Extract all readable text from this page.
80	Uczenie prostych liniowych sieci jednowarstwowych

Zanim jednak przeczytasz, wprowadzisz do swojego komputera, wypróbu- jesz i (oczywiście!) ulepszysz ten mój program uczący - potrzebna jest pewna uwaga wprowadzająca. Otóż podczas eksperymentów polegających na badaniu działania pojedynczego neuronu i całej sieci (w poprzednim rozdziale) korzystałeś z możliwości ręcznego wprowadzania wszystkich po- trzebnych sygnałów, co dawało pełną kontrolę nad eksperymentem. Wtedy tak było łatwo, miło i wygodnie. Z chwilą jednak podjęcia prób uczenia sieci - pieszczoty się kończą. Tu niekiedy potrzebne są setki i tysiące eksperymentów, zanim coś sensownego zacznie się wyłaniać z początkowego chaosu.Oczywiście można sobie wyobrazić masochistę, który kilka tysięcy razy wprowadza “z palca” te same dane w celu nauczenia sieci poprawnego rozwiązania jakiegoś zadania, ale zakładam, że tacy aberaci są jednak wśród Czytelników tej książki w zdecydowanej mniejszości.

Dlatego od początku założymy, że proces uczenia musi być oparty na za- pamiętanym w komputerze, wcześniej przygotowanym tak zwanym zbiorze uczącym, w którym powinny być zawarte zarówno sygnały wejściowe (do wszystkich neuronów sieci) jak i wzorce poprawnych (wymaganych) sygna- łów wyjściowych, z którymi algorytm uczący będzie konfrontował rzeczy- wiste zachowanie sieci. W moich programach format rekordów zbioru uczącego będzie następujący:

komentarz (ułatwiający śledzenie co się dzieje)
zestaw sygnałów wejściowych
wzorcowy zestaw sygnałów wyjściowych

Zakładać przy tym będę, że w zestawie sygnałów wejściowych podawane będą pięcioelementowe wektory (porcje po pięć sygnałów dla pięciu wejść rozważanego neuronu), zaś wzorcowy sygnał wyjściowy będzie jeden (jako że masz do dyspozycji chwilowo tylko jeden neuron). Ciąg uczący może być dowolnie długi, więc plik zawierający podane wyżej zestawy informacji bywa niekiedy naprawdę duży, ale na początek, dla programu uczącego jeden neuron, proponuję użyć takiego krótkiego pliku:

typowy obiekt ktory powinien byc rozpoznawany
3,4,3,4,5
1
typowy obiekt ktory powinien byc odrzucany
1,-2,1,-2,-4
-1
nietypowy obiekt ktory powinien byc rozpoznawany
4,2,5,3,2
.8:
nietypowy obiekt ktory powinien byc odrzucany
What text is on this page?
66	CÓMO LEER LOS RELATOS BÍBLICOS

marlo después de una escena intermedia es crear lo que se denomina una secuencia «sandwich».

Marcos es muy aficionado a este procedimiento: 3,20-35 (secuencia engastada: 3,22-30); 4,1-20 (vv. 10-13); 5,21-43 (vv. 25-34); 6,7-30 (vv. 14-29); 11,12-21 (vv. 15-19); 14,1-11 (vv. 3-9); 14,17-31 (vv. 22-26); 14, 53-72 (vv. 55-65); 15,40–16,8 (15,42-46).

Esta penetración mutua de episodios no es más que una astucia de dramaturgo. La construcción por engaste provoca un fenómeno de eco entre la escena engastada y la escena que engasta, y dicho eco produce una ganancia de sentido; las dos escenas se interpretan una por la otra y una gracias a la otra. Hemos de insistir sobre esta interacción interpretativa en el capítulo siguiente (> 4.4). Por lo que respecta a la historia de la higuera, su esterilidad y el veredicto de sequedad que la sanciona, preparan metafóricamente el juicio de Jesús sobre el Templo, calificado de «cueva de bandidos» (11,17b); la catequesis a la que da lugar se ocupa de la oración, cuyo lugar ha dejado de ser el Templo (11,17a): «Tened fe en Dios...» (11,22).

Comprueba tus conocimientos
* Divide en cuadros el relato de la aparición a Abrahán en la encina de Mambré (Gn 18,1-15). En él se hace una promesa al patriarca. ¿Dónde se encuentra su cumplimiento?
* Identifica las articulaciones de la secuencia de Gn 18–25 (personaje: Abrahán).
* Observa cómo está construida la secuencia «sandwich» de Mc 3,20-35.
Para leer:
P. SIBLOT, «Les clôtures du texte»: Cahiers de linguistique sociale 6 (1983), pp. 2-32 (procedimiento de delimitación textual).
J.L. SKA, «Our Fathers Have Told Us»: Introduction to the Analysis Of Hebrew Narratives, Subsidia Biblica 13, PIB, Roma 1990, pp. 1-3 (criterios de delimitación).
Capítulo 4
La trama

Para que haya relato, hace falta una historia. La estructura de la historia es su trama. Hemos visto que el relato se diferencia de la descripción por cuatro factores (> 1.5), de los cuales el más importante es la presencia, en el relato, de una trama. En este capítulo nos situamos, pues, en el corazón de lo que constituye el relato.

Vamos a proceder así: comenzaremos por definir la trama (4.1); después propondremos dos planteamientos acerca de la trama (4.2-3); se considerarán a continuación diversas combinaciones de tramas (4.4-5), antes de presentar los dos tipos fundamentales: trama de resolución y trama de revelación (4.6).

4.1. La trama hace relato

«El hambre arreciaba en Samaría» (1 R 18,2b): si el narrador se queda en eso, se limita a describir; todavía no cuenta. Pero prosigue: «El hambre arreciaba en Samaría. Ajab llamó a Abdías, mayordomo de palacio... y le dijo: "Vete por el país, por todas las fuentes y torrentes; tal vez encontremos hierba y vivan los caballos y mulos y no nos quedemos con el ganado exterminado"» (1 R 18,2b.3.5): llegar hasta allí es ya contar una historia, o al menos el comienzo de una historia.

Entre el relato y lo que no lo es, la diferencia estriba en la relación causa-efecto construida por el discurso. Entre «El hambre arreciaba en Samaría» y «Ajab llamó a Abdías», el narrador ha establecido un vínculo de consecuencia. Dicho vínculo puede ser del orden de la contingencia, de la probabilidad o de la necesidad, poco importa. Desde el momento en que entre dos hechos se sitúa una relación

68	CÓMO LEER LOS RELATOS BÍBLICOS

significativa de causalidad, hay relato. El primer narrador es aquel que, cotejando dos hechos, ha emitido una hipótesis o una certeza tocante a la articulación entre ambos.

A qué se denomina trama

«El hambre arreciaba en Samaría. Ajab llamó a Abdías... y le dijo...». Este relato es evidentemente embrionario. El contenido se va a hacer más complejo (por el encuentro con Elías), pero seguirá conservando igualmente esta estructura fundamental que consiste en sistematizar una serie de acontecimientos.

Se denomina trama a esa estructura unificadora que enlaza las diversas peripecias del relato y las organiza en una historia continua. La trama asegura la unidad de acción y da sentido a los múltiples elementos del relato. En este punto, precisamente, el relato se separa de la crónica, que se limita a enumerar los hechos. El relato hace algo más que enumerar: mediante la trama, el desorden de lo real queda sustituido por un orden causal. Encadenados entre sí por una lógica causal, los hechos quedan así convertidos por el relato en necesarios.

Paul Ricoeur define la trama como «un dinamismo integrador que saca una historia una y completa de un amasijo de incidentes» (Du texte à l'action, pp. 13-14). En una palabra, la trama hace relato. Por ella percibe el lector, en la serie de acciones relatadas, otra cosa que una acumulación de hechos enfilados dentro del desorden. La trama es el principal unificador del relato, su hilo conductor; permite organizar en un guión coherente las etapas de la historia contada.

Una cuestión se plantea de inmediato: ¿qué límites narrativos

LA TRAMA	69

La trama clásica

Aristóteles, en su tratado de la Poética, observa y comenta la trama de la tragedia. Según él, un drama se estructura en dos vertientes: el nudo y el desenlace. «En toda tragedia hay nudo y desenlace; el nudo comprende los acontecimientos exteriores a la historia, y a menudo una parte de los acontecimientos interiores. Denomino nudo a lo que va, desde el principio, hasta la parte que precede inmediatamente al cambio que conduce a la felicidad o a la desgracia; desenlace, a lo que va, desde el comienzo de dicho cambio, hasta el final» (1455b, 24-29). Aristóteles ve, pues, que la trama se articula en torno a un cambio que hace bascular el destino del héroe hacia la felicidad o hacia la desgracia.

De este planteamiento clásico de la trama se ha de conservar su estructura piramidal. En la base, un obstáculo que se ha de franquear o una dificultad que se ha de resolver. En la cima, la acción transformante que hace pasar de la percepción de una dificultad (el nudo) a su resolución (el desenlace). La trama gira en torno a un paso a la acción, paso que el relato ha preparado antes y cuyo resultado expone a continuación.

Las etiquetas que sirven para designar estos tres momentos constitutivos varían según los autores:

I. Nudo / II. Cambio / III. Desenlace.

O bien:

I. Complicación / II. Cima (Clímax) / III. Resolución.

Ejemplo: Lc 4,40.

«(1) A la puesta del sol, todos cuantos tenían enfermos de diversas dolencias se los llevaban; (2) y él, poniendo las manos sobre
---+---
_WHAT IS ASKED_: Search the records above for the string "después". Copy every line that contains it.

_REPLY_:
marlo después de una escena intermedia es crear lo que se denomina una secuencia «sandwich».
Vamos a proceder así: comenzaremos por definir la trama (4.1); después propondremos dos planteamientos acerca de la trama (4.2-3); se considerarán a continuación diversas combinaciones de tramas (4.4-5), antes de presentar los dos tipos fundamentales: trama de resolución y trama de revelación (4.6).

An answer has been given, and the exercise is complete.